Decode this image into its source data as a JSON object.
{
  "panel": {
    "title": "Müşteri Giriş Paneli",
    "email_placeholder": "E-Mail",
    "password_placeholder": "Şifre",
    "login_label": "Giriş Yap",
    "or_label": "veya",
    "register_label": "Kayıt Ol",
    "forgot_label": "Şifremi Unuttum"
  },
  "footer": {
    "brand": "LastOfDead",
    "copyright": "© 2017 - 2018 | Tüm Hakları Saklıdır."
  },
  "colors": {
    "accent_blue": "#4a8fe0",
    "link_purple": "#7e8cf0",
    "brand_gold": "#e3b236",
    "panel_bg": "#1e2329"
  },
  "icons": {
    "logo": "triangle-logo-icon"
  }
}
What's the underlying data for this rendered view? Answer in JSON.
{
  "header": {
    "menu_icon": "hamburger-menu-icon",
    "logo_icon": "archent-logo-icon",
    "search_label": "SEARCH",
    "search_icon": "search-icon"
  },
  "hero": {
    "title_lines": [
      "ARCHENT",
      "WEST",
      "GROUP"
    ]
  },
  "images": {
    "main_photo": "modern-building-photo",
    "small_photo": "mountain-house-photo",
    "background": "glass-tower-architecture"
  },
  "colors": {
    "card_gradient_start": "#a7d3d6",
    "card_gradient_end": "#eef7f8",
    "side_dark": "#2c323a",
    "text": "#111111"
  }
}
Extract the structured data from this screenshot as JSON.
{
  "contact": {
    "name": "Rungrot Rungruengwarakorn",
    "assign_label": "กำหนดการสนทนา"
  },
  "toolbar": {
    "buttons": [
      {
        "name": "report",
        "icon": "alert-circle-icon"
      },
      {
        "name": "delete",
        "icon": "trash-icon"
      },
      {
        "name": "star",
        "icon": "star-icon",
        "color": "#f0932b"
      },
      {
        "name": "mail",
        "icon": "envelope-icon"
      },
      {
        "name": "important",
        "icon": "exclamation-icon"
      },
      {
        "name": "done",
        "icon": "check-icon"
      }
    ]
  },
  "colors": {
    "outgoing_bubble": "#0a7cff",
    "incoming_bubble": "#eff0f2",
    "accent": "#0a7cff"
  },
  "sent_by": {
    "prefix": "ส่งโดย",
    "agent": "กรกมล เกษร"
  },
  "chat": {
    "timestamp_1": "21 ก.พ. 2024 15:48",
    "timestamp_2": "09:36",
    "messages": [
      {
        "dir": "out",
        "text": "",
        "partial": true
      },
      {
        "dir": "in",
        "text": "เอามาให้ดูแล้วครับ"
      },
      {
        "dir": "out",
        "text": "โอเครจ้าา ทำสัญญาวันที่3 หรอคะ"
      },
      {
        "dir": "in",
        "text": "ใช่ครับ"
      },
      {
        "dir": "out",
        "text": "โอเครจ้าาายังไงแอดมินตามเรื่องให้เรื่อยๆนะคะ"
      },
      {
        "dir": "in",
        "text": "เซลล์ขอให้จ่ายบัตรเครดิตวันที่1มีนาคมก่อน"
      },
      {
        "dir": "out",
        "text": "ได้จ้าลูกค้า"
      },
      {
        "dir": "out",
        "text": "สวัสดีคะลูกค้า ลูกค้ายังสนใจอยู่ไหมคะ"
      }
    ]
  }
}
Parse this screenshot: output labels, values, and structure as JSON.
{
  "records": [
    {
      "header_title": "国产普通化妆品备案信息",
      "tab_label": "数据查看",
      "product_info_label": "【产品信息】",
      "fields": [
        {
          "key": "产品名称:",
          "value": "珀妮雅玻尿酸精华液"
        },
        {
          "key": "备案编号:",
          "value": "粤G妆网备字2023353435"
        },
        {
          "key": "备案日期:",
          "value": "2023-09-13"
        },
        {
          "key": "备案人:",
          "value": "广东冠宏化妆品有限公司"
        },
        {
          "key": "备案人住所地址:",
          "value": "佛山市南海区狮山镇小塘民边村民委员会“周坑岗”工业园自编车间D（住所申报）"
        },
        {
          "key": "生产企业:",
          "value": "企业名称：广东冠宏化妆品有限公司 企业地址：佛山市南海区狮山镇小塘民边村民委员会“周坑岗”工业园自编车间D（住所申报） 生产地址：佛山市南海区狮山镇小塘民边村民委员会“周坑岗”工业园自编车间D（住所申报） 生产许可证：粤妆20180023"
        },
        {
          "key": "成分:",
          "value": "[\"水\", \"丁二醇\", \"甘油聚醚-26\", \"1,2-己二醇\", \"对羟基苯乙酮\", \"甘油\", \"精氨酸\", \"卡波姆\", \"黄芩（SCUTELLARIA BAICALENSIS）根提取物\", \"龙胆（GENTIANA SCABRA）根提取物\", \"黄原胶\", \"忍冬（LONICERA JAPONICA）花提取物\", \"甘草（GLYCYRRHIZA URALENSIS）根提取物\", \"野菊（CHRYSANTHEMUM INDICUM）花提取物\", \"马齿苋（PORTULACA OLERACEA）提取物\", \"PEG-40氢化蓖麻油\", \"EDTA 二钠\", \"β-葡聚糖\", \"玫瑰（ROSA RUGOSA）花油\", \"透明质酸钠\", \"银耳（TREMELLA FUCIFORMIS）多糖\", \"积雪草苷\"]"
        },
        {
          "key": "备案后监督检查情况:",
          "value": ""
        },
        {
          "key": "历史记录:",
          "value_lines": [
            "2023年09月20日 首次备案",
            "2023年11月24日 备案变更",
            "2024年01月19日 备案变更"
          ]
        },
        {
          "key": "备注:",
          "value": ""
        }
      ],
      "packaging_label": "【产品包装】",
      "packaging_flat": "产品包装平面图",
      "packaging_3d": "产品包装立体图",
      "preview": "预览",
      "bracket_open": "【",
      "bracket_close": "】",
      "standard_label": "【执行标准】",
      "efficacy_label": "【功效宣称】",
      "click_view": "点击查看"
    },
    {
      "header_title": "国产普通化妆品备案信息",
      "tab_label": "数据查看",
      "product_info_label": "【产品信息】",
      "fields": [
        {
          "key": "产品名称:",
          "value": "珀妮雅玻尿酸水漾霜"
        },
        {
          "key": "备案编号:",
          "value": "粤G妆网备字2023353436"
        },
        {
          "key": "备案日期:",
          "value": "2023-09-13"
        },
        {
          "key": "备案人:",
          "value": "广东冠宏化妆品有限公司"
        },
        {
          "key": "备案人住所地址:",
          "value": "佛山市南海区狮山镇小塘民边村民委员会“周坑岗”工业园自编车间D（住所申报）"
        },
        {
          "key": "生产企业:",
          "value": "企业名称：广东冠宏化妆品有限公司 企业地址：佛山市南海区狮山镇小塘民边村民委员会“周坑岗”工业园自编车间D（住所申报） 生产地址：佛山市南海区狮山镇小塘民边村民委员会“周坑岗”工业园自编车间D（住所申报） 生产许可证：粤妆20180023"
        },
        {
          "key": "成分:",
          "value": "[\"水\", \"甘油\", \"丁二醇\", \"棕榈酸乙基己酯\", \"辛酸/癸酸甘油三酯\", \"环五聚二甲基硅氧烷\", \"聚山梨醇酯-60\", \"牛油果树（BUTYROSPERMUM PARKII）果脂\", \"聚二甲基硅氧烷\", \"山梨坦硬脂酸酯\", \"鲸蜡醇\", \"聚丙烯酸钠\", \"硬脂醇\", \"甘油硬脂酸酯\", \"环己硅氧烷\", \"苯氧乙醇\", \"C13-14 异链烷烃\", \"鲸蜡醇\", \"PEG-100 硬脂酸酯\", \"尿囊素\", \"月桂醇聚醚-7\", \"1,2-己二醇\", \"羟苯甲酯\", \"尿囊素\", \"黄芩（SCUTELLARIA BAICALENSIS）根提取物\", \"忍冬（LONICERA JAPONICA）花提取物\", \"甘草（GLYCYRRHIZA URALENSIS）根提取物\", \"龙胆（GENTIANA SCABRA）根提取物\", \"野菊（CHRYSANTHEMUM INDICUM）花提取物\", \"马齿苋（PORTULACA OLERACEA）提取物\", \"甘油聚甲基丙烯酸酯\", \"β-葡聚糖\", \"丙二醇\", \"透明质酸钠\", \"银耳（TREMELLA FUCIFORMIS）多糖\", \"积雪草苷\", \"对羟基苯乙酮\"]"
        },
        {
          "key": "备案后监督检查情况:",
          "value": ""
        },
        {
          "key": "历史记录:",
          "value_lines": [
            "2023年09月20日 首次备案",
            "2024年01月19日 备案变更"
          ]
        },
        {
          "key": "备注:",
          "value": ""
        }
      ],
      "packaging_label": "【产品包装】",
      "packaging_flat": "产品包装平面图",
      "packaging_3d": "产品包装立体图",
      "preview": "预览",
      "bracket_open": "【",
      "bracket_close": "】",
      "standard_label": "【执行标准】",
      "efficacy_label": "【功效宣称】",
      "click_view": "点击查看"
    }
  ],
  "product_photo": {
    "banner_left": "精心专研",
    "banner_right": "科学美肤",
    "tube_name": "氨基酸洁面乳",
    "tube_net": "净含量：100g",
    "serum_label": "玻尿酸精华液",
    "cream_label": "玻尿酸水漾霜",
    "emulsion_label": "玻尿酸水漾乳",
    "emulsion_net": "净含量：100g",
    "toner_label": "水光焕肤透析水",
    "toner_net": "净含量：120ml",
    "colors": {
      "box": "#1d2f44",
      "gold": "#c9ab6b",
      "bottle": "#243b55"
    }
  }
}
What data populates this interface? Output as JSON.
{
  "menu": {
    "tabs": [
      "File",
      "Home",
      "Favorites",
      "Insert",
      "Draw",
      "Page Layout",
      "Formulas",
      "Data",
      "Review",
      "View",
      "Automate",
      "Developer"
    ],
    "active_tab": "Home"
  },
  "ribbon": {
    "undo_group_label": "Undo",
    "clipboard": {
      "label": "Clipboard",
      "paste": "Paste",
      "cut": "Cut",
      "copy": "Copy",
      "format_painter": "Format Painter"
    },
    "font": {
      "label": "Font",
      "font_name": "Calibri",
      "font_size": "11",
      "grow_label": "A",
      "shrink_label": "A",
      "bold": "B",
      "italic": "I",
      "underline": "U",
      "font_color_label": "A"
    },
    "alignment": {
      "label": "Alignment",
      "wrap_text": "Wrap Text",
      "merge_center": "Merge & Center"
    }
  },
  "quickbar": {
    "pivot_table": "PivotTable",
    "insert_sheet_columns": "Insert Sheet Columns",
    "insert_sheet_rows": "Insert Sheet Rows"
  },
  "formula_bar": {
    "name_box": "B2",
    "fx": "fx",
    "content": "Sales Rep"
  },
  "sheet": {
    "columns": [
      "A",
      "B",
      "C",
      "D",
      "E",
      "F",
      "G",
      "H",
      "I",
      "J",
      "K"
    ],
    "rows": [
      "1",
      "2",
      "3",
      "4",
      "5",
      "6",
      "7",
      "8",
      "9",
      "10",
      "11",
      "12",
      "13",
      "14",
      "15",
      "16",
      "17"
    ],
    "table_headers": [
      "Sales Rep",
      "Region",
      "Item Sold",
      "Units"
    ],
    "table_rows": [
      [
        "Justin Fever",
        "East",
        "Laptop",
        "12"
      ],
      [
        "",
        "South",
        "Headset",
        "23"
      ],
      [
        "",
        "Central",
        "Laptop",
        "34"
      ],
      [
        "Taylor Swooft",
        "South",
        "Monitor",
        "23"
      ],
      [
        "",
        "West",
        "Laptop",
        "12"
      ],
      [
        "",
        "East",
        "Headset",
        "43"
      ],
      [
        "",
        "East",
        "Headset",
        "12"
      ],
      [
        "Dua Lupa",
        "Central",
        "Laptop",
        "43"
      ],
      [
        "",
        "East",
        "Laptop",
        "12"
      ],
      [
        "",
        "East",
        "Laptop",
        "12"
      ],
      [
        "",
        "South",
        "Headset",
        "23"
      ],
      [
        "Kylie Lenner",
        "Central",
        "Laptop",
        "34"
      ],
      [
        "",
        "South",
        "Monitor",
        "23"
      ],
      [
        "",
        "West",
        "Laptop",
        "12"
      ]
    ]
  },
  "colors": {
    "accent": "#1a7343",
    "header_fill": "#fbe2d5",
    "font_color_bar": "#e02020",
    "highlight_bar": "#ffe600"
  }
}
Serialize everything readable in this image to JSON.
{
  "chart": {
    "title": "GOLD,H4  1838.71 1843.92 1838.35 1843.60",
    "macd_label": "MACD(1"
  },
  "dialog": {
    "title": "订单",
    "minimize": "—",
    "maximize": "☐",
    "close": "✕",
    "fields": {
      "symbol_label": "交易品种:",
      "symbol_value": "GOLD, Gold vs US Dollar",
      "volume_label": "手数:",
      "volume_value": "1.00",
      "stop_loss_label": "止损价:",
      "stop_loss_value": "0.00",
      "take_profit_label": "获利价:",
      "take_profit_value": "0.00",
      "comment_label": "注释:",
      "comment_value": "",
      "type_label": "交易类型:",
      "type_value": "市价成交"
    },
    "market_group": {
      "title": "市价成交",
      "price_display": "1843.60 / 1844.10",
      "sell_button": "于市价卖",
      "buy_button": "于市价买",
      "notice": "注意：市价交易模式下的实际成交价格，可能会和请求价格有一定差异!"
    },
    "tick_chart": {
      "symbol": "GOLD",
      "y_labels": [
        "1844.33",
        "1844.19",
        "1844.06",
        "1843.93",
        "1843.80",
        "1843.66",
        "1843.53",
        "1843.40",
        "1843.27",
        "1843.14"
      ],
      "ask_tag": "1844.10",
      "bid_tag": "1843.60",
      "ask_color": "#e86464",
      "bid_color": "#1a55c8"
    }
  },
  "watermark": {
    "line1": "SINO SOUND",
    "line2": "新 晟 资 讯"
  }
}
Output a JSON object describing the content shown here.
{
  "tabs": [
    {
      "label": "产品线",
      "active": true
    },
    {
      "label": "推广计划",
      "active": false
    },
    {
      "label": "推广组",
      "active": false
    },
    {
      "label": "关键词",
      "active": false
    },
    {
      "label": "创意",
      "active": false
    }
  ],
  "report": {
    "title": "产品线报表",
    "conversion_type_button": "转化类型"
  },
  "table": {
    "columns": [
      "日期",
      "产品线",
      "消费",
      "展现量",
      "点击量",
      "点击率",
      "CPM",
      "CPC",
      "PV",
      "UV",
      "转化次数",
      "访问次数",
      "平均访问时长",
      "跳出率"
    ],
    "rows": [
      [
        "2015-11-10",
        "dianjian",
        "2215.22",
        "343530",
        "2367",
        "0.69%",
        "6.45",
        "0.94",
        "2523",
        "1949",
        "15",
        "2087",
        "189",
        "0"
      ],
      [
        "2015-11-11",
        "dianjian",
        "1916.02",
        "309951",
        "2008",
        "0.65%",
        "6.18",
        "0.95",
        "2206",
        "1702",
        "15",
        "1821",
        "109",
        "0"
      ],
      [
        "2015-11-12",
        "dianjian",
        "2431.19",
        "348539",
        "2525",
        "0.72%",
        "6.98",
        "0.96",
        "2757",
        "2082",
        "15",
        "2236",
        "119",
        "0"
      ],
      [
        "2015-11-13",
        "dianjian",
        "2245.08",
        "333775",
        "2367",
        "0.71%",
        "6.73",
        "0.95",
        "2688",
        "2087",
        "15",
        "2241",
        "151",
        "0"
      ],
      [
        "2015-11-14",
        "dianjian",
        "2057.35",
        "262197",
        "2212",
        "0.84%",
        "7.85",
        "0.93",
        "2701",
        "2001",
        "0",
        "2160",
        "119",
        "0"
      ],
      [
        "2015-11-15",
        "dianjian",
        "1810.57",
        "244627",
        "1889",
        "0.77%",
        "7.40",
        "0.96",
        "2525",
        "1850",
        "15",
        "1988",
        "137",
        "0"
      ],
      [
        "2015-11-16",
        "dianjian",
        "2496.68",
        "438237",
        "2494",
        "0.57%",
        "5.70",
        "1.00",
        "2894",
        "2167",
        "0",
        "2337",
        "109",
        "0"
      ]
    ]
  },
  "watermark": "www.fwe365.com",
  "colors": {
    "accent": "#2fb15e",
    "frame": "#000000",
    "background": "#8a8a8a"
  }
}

## The problem
Return, from the data, each line that has the word "BAICALENSIS" in it.

## Task answer
          "value": "[\"水\", \"丁二醇\", \"甘油聚醚-26\", \"1,2-己二醇\", \"对羟基苯乙酮\", \"甘油\", \"精氨酸\", \"卡波姆\", \"黄芩（SCUTELLARIA BAICALENSIS）根提取物\", \"龙胆（GENTIANA SCABRA）根提取物\", \"黄原胶\", \"忍冬（LONICERA JAPONICA）花提取物\", \"甘草（GLYCYRRHIZA URALENSIS）根提取物\", \"野菊（CHRYSANTHEMUM INDICUM）花提取物\", \"马齿苋（PORTULACA OLERACEA）提取物\", \"PEG-40氢化蓖麻油\", \"EDTA 二钠\", \"β-葡聚糖\", \"玫瑰（ROSA RUGOSA）花油\", \"透明质酸钠\", \"银耳（TREMELLA FUCIFORMIS）多糖\", \"积雪草苷\"]"
          "value": "[\"水\", \"甘油\", \"丁二醇\", \"棕榈酸乙基己酯\", \"辛酸/癸酸甘油三酯\", \"环五聚二甲基硅氧烷\", \"聚山梨醇酯-60\", \"牛油果树（BUTYROSPERMUM PARKII）果脂\", \"聚二甲基硅氧烷\", \"山梨坦硬脂酸酯\", \"鲸蜡醇\", \"聚丙烯酸钠\", \"硬脂醇\", \"甘油硬脂酸酯\", \"环己硅氧烷\", \"苯氧乙醇\", \"C13-14 异链烷烃\", \"鲸蜡醇\", \"PEG-100 硬脂酸酯\", \"尿囊素\", \"月桂醇聚醚-7\", \"1,2-己二醇\", \"羟苯甲酯\", \"尿囊素\", \"黄芩（SCUTELLARIA BAICALENSIS）根提取物\", \"忍冬（LONICERA JAPONICA）花提取物\", \"甘草（GLYCYRRHIZA URALENSIS）根提取物\", \"龙胆（GENTIANA SCABRA）根提取物\", \"野菊（CHRYSANTHEMUM INDICUM）花提取物\", \"马齿苋（PORTULACA OLERACEA）提取物\", \"甘油聚甲基丙烯酸酯\", \"β-葡聚糖\", \"丙二醇\", \"透明质酸钠\", \"银耳（TREMELLA FUCIFORMIS）多糖\", \"积雪草苷\", \"对羟基苯乙酮\"]"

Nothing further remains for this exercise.